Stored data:
┄┄┄┄┄┄┄┄┄┄┄┄┄┄┄┄┄┄┄┄

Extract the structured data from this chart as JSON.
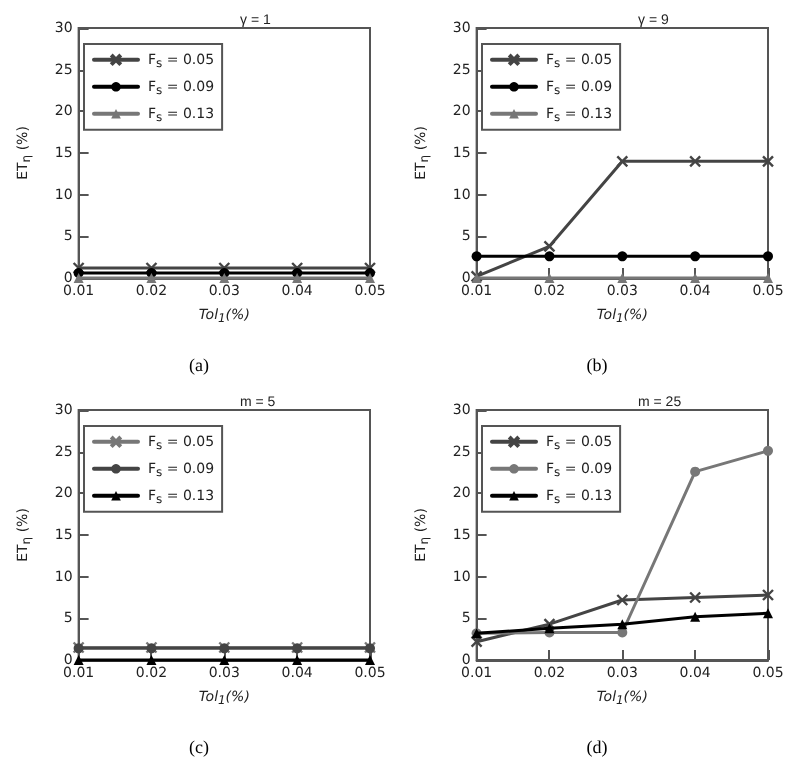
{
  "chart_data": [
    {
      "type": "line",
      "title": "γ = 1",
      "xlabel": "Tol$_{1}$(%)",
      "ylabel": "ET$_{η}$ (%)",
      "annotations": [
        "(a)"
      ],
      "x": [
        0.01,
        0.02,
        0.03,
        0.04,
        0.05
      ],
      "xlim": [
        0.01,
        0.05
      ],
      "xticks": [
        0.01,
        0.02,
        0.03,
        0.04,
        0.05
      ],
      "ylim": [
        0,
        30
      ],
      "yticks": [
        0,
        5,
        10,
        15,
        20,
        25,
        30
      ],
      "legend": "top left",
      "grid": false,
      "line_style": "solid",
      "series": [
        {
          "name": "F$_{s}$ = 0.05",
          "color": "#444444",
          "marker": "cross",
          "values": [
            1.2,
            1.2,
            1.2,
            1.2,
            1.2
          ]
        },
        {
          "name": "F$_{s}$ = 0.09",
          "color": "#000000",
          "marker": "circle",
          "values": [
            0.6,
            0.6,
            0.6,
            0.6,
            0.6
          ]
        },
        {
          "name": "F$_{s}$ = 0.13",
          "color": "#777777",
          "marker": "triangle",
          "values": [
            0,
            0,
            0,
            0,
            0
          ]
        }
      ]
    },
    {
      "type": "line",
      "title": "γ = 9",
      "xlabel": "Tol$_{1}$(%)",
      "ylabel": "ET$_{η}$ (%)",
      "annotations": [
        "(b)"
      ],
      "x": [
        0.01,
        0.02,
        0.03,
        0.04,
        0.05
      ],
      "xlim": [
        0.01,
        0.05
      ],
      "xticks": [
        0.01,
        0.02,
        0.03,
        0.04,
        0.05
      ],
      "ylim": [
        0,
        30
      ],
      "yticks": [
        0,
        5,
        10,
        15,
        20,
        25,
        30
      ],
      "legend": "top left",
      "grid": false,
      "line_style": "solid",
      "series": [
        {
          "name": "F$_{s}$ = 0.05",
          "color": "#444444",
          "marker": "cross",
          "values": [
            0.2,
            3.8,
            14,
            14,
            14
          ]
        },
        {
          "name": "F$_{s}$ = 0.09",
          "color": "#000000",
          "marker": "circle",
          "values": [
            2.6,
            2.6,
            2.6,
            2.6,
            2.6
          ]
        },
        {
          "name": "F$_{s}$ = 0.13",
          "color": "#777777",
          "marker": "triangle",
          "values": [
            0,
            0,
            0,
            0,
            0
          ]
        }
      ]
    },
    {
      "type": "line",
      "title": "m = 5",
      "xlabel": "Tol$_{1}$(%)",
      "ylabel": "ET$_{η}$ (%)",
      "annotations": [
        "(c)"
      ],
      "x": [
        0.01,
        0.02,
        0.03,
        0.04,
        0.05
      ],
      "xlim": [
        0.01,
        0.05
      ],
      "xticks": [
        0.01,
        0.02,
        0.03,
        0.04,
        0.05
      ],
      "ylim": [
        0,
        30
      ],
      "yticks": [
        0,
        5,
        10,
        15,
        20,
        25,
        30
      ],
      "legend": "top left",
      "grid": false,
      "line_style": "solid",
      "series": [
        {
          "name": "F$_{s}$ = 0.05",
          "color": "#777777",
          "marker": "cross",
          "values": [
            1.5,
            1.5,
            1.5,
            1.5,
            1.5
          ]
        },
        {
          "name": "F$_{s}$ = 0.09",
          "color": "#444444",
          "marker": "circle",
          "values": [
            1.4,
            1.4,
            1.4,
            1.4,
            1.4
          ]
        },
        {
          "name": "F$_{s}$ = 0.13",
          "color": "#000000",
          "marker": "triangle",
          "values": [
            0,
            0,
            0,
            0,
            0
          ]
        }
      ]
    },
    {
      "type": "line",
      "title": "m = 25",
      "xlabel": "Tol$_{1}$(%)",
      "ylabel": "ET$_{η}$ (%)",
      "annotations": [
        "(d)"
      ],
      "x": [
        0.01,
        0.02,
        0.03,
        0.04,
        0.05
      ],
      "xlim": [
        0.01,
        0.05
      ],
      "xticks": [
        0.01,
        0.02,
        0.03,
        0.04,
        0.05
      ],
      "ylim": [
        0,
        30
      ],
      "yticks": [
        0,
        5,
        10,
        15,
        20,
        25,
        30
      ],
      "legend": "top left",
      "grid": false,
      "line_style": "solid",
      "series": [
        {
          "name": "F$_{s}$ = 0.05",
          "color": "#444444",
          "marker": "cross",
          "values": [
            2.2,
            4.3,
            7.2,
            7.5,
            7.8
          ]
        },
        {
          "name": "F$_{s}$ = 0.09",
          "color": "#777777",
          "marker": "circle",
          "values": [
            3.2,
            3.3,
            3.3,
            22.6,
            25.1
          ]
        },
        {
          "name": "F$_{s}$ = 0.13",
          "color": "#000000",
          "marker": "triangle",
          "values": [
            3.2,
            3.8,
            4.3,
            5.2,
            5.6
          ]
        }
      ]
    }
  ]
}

┄┄┄┄┄┄┄┄┄┄┄┄┄┄┄┄┄┄┄┄

• _Given request_
Copy the listing over exactly, skipping the pictures it holds.

• _Completed task_
Extract the structured data from this chart as JSON.
{
  "chart_data": [
    {
      "type": "line",
      "title": "γ = 1",
      "xlabel": "Tol$_{1}$(%)",
      "ylabel": "ET$_{η}$ (%)",
      "annotations": [
        "(a)"
      ],
      "x": [
        0.01,
        0.02,
        0.03,
        0.04,
        0.05
      ],
      "xlim": [
        0.01,
        0.05
      ],
      "xticks": [
        0.01,
        0.02,
        0.03,
        0.04,
        0.05
      ],
      "ylim": [
        0,
        30
      ],
      "yticks": [
        0,
        5,
        10,
        15,
        20,
        25,
        30
      ],
      "legend": "top left",
      "grid": false,
      "line_style": "solid",
      "series": [
        {
          "name": "F$_{s}$ = 0.05",
          "color": "#444444",
          "marker": "cross",
          "values": [
            1.2,
            1.2,
            1.2,
            1.2,
            1.2
          ]
        },
        {
          "name": "F$_{s}$ = 0.09",
          "color": "#000000",
          "marker": "circle",
          "values": [
            0.6,
            0.6,
            0.6,
            0.6,
            0.6
          ]
        },
        {
          "name": "F$_{s}$ = 0.13",
          "color": "#777777",
          "marker": "triangle",
          "values": [
            0,
            0,
            0,
            0,
            0
          ]
        }
      ]
    },
    {
      "type": "line",
      "title": "γ = 9",
      "xlabel": "Tol$_{1}$(%)",
      "ylabel": "ET$_{η}$ (%)",
      "annotations": [
        "(b)"
      ],
      "x": [
        0.01,
        0.02,
        0.03,
        0.04,
        0.05
      ],
      "xlim": [
        0.01,
        0.05
      ],
      "xticks": [
        0.01,
        0.02,
        0.03,
        0.04,
        0.05
      ],
      "ylim": [
        0,
        30
      ],
      "yticks": [
        0,
        5,
        10,
        15,
        20,
        25,
        30
      ],
      "legend": "top left",
      "grid": false,
      "line_style": "solid",
      "series": [
        {
          "name": "F$_{s}$ = 0.05",
          "color": "#444444",
          "marker": "cross",
          "values": [
            0.2,
            3.8,
            14,
            14,
            14
          ]
        },
        {
          "name": "F$_{s}$ = 0.09",
          "color": "#000000",
          "marker": "circle",
          "values": [
            2.6,
            2.6,
            2.6,
            2.6,
            2.6
          ]
        },
        {
          "name": "F$_{s}$ = 0.13",
          "color": "#777777",
          "marker": "triangle",
          "values": [
            0,
            0,
            0,
            0,
            0
          ]
        }
      ]
    },
    {
      "type": "line",
      "title": "m = 5",
      "xlabel": "Tol$_{1}$(%)",
      "ylabel": "ET$_{η}$ (%)",
      "annotations": [
        "(c)"
      ],
      "x": [
        0.01,
        0.02,
        0.03,
        0.04,
        0.05
      ],
      "xlim": [
        0.01,
        0.05
      ],
      "xticks": [
        0.01,
        0.02,
        0.03,
        0.04,
        0.05
      ],
      "ylim": [
        0,
        30
      ],
      "yticks": [
        0,
        5,
        10,
        15,
        20,
        25,
        30
      ],
      "legend": "top left",
      "grid": false,
      "line_style": "solid",
      "series": [
        {
          "name": "F$_{s}$ = 0.05",
          "color": "#777777",
          "marker": "cross",
          "values": [
            1.5,
            1.5,
            1.5,
            1.5,
            1.5
          ]
        },
        {
          "name": "F$_{s}$ = 0.09",
          "color": "#444444",
          "marker": "circle",
          "values": [
            1.4,
            1.4,
            1.4,
            1.4,
            1.4
          ]
        },
        {
          "name": "F$_{s}$ = 0.13",
          "color": "#000000",
          "marker": "triangle",
          "values": [
            0,
            0,
            0,
            0,
            0
          ]
        }
      ]
    },
    {
      "type": "line",
      "title": "m = 25",
      "xlabel": "Tol$_{1}$(%)",
      "ylabel": "ET$_{η}$ (%)",
      "annotations": [
        "(d)"
      ],
      "x": [
        0.01,
        0.02,
        0.03,
        0.04,
        0.05
      ],
      "xlim": [
        0.01,
        0.05
      ],
      "xticks": [
        0.01,
        0.02,
        0.03,
        0.04,
        0.05
      ],
      "ylim": [
        0,
        30
      ],
      "yticks": [
        0,
        5,
        10,
        15,
        20,
        25,
        30
      ],
      "legend": "top left",
      "grid": false,
      "line_style": "solid",
      "series": [
        {
          "name": "F$_{s}$ = 0.05",
          "color": "#444444",
          "marker": "cross",
          "values": [
            2.2,
            4.3,
            7.2,
            7.5,
            7.8
          ]
        },
        {
          "name": "F$_{s}$ = 0.09",
          "color": "#777777",
          "marker": "circle",
          "values": [
            3.2,
            3.3,
            3.3,
            22.6,
            25.1
          ]
        },
        {
          "name": "F$_{s}$ = 0.13",
          "color": "#000000",
          "marker": "triangle",
          "values": [
            3.2,
            3.8,
            4.3,
            5.2,
            5.6
          ]
        }
      ]
    }
  ]
}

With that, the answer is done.